**GOAL:** Pull out every line below that holds the word "Count".

**EXTRACTED RECORDS:**
══════
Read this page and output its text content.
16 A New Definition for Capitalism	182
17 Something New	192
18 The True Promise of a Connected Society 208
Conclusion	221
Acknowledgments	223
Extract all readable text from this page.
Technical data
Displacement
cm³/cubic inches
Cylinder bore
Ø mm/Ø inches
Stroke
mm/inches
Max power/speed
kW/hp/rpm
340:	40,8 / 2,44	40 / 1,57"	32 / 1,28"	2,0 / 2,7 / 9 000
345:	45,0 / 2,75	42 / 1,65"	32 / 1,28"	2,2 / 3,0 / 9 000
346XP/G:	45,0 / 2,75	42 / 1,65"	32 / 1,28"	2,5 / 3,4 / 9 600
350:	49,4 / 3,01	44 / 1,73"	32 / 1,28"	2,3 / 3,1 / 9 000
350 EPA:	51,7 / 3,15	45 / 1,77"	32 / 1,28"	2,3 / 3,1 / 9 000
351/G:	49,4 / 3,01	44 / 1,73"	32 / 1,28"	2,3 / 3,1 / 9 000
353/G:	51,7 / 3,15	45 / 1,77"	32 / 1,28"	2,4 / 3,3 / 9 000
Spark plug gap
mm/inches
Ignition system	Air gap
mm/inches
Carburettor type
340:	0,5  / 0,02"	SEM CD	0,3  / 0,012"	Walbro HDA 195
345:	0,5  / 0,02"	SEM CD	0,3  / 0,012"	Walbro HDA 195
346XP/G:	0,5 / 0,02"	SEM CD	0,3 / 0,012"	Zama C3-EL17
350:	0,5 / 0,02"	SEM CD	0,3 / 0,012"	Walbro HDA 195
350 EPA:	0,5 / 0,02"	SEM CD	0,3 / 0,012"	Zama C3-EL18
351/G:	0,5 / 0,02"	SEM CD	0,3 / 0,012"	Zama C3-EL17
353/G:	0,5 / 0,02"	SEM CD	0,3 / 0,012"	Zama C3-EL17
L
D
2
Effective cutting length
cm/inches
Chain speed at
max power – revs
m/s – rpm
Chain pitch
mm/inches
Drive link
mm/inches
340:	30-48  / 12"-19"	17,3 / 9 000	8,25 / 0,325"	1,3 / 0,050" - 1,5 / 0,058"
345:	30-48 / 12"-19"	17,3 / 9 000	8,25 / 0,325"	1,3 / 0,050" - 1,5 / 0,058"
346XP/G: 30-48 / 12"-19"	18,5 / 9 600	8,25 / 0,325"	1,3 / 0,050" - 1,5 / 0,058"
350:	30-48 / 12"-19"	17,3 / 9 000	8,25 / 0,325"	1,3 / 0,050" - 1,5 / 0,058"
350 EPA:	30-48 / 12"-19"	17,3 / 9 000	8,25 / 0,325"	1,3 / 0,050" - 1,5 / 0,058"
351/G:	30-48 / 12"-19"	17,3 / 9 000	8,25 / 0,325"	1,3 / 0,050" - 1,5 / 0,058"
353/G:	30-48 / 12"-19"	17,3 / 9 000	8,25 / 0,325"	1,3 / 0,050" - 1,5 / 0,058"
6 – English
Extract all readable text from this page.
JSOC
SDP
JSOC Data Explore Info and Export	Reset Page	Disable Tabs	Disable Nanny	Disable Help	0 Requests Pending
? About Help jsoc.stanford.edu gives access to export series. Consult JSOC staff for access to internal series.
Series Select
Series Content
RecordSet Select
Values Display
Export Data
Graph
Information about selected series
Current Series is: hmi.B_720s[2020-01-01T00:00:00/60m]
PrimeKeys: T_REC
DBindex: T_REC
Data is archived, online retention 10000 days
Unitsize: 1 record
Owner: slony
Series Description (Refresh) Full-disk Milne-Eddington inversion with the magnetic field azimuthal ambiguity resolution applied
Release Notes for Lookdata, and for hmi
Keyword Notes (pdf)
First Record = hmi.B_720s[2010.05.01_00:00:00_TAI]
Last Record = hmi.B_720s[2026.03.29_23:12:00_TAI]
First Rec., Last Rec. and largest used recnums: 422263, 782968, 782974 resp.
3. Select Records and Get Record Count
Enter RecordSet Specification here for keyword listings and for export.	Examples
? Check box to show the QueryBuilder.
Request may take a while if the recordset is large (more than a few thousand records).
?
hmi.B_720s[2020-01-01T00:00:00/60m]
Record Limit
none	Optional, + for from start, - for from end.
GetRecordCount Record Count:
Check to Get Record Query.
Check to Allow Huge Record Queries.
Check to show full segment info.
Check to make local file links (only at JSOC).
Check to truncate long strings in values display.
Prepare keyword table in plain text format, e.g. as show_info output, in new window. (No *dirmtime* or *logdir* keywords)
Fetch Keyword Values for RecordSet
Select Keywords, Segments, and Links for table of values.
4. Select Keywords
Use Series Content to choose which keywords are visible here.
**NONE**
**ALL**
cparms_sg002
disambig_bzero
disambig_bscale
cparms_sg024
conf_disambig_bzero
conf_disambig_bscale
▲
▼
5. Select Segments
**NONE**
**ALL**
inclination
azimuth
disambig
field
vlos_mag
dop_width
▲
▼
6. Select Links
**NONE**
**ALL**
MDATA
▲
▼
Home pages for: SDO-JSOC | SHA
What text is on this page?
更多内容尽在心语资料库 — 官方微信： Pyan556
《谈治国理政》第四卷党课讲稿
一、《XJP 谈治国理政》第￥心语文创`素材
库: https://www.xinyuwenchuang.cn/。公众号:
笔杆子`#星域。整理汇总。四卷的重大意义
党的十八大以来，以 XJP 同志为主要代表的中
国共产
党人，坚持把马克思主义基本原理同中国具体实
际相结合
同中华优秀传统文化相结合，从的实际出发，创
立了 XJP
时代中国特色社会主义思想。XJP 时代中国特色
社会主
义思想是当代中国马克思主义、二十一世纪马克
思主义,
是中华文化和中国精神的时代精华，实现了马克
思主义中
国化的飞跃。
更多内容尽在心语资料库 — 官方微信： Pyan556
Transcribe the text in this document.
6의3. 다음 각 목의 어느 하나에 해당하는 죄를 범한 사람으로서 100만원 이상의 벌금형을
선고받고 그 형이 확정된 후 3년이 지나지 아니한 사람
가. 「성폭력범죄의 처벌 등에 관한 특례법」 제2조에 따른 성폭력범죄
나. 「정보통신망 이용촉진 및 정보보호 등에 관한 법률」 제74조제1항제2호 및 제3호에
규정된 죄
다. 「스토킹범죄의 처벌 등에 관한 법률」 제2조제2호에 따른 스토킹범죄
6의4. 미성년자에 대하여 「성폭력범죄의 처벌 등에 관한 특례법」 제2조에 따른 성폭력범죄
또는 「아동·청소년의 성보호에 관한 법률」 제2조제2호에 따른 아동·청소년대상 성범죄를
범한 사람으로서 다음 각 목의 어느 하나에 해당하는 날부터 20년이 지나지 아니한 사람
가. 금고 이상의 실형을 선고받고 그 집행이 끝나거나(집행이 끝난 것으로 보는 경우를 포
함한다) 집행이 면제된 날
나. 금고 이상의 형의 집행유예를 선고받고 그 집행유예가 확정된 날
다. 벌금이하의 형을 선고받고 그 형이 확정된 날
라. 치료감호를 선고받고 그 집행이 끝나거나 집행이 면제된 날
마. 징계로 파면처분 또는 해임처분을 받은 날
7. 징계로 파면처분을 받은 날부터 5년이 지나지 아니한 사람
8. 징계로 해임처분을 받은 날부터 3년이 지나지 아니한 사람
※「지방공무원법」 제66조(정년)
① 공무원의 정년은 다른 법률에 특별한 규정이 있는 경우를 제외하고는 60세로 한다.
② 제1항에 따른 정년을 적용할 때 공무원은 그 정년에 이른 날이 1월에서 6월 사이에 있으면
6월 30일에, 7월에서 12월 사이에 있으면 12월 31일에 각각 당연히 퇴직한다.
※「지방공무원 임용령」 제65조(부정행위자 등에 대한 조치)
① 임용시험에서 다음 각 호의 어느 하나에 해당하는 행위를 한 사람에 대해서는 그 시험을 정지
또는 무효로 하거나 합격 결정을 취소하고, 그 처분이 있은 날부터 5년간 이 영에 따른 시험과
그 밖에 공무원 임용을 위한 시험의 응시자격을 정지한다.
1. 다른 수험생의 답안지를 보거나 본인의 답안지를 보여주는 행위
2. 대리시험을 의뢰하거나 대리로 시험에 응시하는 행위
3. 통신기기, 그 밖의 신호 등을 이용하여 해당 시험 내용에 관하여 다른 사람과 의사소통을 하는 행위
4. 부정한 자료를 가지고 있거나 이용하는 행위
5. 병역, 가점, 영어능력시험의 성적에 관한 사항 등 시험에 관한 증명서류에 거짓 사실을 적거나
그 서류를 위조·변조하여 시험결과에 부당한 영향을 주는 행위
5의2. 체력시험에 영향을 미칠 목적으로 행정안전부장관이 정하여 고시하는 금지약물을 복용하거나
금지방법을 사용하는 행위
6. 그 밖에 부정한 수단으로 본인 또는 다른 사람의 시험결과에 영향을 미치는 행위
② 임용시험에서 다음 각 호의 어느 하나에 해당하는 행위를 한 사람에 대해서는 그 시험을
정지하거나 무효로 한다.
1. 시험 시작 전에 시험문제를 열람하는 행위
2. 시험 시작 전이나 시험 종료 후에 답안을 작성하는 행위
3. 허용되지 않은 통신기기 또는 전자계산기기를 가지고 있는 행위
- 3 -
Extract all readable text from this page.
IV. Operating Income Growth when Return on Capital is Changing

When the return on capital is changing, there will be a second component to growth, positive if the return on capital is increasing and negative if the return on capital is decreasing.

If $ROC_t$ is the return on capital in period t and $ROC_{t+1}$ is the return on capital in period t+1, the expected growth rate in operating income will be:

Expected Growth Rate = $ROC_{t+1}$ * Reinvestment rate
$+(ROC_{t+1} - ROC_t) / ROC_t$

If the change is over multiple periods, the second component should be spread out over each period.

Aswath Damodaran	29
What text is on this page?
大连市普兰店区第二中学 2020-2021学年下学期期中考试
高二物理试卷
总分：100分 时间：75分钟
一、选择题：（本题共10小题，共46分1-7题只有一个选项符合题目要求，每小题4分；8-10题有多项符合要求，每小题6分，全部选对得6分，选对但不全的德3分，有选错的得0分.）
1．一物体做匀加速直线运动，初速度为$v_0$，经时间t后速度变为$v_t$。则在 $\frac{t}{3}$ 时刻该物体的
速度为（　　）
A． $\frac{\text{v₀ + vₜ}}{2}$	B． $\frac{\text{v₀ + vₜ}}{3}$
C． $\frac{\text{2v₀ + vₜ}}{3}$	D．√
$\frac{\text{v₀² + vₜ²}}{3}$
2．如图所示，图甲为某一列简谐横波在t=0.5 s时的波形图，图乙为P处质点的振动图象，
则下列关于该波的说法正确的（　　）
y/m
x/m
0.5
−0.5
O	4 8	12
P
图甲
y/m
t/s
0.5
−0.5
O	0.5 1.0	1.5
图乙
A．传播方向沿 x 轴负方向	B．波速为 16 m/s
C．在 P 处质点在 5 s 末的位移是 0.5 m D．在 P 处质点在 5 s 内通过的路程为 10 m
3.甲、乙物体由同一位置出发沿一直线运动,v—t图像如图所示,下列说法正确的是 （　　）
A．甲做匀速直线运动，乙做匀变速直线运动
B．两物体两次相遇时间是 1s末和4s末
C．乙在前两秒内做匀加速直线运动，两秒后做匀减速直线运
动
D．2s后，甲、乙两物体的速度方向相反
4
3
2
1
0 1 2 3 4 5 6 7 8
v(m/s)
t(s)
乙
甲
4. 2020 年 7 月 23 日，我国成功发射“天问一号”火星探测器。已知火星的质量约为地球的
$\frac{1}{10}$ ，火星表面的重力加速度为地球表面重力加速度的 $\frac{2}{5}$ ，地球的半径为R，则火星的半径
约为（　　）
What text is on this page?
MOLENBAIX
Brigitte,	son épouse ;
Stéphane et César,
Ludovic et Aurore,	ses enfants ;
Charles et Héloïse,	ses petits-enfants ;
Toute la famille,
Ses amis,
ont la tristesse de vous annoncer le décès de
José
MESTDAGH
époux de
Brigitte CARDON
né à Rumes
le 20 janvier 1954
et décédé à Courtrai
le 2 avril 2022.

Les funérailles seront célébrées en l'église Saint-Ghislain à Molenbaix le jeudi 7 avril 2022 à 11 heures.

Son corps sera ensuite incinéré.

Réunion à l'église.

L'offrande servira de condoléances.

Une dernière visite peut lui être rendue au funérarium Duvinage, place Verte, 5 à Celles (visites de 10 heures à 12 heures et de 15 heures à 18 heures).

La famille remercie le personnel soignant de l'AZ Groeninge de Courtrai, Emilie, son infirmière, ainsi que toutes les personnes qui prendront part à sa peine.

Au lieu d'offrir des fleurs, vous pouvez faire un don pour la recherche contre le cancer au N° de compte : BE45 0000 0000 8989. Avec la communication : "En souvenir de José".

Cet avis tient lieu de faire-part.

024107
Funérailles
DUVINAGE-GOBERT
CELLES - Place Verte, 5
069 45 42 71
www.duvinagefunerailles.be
══════
**SOLVED PROBLEM:**
3. Select Records and Get Record Count
GetRecordCount Record Count:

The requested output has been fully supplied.